Network Activity LED with Linux LED Subsystem

This is a nice userspace application I use on my router to control the Internet connection status LED in “smart” way.

The idea is simple, instead of just randomly blink the LED when there is some activity on the network, this application checks for the total bytes transferred on the network interface, and blinks the LED every 100KB of data.

That behavior is borrowed from modern electric counter, which have a LED that blinks every predefined number of Watt/hour.

That’s useful because you can quickly have an idea of the bandwidth utilization of your connection by just checking how often the LED blinks, so you can instantly identify a low-bandwidth constant traffic by a high-bandwidth traffic.

Operation

All the configuration is done in #defines at the beginning of the source. This is not so elegant but simplifies the whole thing.

#define RX_FILE "/sys/class/net/ppp0/statistics/rx_bytes"
#define TX_FILE "/sys/class/net/ppp0/statistics/tx_bytes"
#define RATE (100 * 1024)
#define LED_FILE "/sys/class/leds/hdd/brightness"

When started, the application open the LED_FILE path, which have to be set to the “brightness” file of the LED to be used. After that, the application daemonize, and start checking the combined traffic on the interface “ppp0” every 100ms.

From this moment, every time the total traffic grow up to the configured RATE, the led is blinked for 100ms.

That’s it!

Start and Stop

To make some sense, the application have to be started when the PPP connection is established and killed when the connection goes down.

Also, the status LED should be normally ON when the connection is up, and goes OFF when the connection is terminated.

That’s easily obtained tweaking the ip-up and ip-down helper scripts, such as:

/etc/ppp/ip-up.d/01leds

#!/bin/sh

echo 1 > "/sys/class/leds/hdd/brightness"

RECORDS:
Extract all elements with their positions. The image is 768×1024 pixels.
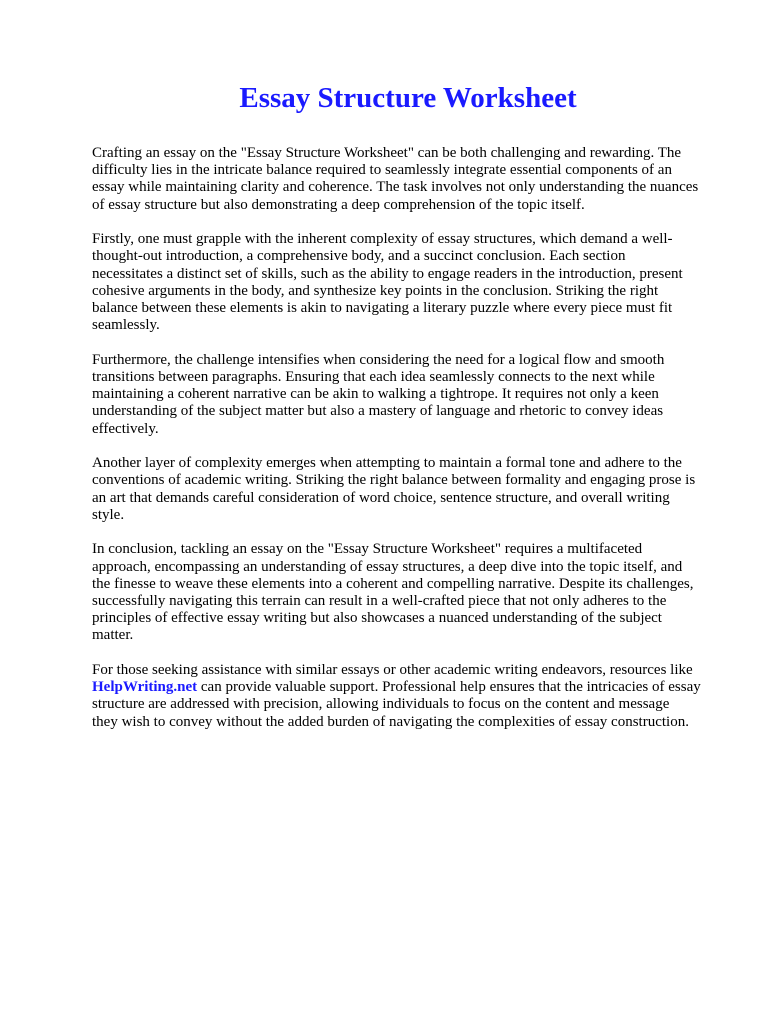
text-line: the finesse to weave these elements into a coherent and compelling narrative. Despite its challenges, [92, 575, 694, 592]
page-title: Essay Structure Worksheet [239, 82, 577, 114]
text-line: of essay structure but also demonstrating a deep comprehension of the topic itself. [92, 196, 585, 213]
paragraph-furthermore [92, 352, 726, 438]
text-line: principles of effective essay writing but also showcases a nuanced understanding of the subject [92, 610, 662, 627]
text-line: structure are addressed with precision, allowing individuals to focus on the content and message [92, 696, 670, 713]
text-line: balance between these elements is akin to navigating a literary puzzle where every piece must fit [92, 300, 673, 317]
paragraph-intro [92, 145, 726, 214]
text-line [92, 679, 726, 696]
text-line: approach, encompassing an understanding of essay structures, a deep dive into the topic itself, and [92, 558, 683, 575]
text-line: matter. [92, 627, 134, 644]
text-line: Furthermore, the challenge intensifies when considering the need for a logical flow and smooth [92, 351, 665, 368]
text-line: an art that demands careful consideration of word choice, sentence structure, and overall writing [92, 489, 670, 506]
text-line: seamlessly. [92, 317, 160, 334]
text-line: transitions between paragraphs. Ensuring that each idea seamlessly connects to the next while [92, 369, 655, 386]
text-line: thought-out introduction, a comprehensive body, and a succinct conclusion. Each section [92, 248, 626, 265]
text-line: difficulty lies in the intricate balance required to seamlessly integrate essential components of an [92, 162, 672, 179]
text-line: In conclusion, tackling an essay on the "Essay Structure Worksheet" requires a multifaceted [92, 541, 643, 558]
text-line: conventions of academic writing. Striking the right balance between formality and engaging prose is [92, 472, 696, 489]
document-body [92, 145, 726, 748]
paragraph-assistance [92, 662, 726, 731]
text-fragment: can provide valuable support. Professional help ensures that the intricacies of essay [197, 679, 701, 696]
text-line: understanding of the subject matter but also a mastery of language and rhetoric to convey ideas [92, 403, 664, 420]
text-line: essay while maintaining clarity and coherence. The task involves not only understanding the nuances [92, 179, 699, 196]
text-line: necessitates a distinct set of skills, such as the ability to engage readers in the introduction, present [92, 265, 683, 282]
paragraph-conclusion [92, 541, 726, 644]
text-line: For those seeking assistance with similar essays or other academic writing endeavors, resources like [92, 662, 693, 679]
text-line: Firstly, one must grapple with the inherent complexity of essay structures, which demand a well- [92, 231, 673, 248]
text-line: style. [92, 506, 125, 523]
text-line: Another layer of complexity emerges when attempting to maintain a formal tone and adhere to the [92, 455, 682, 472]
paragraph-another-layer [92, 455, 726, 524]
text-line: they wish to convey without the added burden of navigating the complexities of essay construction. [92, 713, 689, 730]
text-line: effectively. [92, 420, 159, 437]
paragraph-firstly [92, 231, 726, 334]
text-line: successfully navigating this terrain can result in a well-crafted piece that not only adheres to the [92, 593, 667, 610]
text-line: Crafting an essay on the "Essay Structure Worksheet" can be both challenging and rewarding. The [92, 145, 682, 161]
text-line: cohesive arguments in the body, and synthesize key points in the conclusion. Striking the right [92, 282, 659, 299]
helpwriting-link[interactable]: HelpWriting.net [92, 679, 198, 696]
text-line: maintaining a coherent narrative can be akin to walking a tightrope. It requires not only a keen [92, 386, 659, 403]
==
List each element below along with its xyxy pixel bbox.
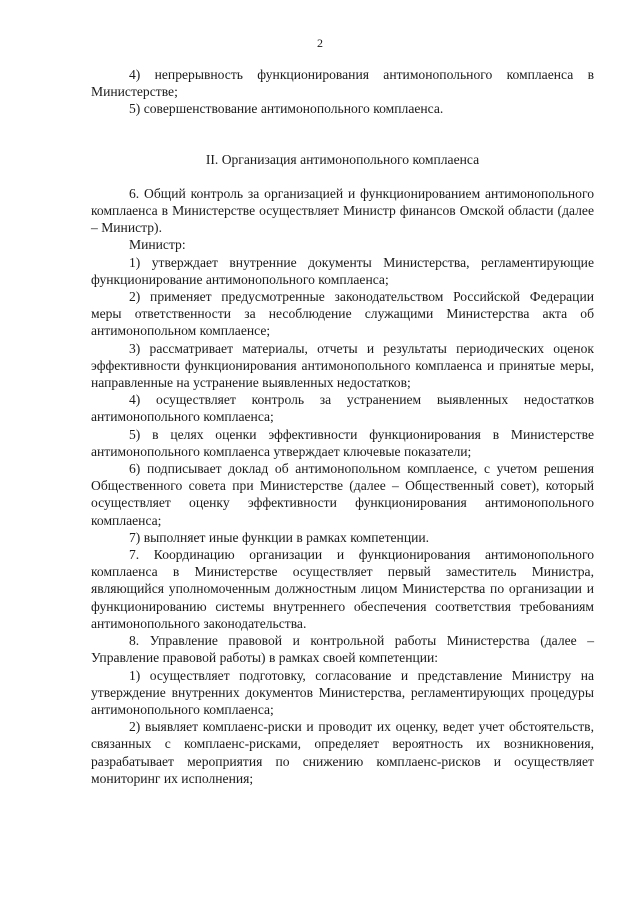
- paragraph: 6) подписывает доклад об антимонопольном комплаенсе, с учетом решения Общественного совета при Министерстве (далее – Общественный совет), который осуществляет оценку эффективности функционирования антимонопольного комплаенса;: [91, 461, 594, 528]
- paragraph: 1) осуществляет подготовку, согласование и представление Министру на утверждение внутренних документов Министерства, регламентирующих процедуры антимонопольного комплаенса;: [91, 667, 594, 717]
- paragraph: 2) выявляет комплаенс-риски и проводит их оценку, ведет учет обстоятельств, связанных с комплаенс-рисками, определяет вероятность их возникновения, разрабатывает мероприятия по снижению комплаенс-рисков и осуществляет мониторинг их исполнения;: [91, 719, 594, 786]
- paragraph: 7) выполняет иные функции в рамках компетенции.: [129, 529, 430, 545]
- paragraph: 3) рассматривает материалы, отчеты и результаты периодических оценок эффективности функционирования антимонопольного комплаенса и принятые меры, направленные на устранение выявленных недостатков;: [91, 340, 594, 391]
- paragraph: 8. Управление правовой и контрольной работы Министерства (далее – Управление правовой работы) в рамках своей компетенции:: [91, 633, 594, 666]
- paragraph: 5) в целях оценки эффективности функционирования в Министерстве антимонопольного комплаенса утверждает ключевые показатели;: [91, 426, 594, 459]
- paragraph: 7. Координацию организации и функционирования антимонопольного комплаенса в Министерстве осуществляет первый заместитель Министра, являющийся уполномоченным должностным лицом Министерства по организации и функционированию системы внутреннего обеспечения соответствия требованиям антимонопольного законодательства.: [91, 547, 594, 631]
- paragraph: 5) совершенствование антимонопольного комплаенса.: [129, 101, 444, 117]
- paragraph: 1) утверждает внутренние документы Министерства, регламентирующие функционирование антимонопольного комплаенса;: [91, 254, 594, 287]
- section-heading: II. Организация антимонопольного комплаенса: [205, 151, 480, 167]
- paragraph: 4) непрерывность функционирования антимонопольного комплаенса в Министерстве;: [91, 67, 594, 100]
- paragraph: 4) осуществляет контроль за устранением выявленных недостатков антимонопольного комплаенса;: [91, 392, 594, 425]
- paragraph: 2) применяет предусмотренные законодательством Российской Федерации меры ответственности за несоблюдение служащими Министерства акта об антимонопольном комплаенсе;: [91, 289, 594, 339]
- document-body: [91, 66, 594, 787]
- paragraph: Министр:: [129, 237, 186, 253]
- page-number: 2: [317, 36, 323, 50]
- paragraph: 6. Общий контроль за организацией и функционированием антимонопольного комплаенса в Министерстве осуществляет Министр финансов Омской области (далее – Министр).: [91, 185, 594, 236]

GIVEN TASK 1: Check each statement against the network activity LED post and answer yes or no, quoting the exact words of the post that decide it. (a) The LED blinks once for every 100KB of data transferred. (b) The application is configured through a separate configuration file. (c) The application checks the traffic on the interface every 100ms.
GIVEN TASK 2: Go on with the post about the network activity LED from the point where it stops.

OUTPUT 1:
(a) Yes: "blinks the LED every 100KB of data."
(b) No: "All the configuration is done in #defines at the beginning of the source."
(c) Yes: "start checking the combined traffic on the interface “ppp0” every 100ms."

OUTPUT 2:
if ! pgrep bitblink > /dev/null 2>&1 ; then
  /usr/local/sbin/bitblink
fi

/etc/ppp/ip-down.d/01leds

#!/bin/sh

if pgrep bitblink > /dev/null 2>&1 ; then
  killall -9 bitblink
fi

echo 0 > "/sys/class/leds/hdd/brightness"

Source code

That’s the whole source code, compile it with a command like:

gcc -Wall -O2 -o bitblink bitblink.c

bitblink.c

#include <stdio.h>
#include <unistd.h>
#include <stdlib.h>
#include <sys/types.h>
#include <sys/stat.h>
#include <fcntl.h>

#define RX_FILE "/sys/class/net/ppp0/statistics/rx_bytes"
#define TX_FILE "/sys/class/net/ppp0/statistics/tx_bytes"

#define RATE (100 * 1024)

#define LED_FILE "/sys/class/leds/hdd/brightness"

static void daemonize (void)
{
  int i;
  pid_t pid;

  if ((i = open("/dev/null", O_RDONLY)) != 0) {
    dup2(i, 0);
    close(i);
  }
  if ((i = open("/dev/null", O_WRONLY)) != 1) {
    dup2(i, 1);
    close(i);
  }
  if ((i = open("/dev/null", O_WRONLY)) != 2) {
    dup2(i, 2);
    close(i);
  }

  setsid();

  pid = fork();

  if (pid < 0) {
    perror("fork");
    exit(1);
  } else if (pid) { /* parent */
    exit(0);
  } else { /* child */
  }
}


static unsigned long long update (void)
{
  char buf[32];
  int fd;
  unsigned long long ret;

  /* RX */
  fd = open(RX_FILE, O_RDONLY);
  if (fd < 0) {
    perror("open");
    return -1;
  }

  read(fd, buf, 32);
  ret = atoll(buf);

  close(fd);

  /* TX */
  fd = open(TX_FILE, O_RDONLY);
  if (fd < 0) {
    perror("open");
    return -1;
  }

  read(fd, buf, 32);
  ret += atoll(buf);

  close(fd);
  
  return ret;
}

static int led_fd;

static void blink (void)
{
  write(led_fd, "0", 1);

  usleep(100 * 1000);

  write(led_fd, "1", 1);
}

int main (int argc, char ** argv)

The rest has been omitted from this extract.